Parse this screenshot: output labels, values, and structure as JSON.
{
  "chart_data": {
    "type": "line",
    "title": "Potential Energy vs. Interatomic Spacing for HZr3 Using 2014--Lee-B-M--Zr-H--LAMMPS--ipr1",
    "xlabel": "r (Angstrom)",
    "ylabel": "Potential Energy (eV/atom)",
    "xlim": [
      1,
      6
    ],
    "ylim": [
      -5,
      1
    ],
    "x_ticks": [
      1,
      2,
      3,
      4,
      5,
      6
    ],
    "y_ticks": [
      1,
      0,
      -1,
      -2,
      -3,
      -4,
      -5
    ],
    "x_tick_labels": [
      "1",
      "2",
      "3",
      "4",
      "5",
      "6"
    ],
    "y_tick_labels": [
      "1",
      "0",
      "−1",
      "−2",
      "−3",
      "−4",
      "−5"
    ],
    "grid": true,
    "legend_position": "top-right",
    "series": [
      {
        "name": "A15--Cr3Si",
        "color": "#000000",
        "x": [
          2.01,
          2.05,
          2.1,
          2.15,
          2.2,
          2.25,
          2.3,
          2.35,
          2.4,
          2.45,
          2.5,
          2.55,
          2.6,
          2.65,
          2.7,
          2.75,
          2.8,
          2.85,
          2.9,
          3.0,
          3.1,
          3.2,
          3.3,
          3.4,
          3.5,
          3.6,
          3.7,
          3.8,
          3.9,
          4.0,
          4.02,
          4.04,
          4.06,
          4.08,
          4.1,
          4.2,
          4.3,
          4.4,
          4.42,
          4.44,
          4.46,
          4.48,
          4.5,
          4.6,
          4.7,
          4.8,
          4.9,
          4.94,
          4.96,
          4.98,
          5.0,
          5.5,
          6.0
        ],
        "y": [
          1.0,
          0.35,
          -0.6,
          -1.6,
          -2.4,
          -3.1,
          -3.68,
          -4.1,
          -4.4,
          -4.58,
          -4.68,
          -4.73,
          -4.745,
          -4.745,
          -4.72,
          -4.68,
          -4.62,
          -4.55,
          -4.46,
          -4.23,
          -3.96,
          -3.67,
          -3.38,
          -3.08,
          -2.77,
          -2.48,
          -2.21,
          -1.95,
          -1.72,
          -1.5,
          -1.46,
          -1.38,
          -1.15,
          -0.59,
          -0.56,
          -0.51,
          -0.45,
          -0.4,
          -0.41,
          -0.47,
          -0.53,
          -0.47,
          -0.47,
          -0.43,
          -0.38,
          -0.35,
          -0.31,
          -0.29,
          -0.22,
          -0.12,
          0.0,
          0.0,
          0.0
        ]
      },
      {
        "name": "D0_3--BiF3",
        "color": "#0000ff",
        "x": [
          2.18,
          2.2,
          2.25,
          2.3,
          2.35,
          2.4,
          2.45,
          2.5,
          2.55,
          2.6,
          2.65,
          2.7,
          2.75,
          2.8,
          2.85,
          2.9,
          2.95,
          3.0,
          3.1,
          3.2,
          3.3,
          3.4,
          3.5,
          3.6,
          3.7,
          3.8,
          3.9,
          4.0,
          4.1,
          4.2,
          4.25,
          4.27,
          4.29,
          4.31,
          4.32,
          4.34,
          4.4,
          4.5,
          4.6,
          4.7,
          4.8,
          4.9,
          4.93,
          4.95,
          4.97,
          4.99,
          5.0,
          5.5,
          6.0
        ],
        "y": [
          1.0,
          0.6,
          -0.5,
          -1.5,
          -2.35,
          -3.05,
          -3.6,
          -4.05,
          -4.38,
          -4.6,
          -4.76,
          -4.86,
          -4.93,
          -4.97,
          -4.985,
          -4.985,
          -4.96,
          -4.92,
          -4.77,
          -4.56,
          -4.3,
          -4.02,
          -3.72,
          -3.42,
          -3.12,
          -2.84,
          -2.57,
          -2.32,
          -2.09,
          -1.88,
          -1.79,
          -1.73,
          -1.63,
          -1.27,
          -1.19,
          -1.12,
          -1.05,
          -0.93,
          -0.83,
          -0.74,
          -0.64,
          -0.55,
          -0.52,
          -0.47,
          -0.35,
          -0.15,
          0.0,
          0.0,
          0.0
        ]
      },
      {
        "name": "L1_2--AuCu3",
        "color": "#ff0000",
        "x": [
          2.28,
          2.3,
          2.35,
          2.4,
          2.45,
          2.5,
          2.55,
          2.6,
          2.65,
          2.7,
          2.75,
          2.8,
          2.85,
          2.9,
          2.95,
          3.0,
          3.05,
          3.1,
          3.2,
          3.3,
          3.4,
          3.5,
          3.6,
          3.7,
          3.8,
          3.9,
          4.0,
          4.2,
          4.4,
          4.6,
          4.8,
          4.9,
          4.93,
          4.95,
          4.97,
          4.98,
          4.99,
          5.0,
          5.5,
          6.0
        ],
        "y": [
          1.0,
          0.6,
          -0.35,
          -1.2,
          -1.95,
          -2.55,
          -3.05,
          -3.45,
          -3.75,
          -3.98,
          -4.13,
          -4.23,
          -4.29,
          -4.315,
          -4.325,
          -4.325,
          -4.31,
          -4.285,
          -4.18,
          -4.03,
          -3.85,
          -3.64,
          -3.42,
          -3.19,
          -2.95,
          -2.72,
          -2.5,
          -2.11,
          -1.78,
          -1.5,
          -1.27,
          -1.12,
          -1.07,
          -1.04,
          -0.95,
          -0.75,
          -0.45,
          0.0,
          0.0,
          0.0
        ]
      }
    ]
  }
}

**Exercise:** Sift the material for lines with the string "color". Copy each one found.

**Answer to the exercise:**
        "color": "#000000",
        "color": "#0000ff",
        "color": "#ff0000",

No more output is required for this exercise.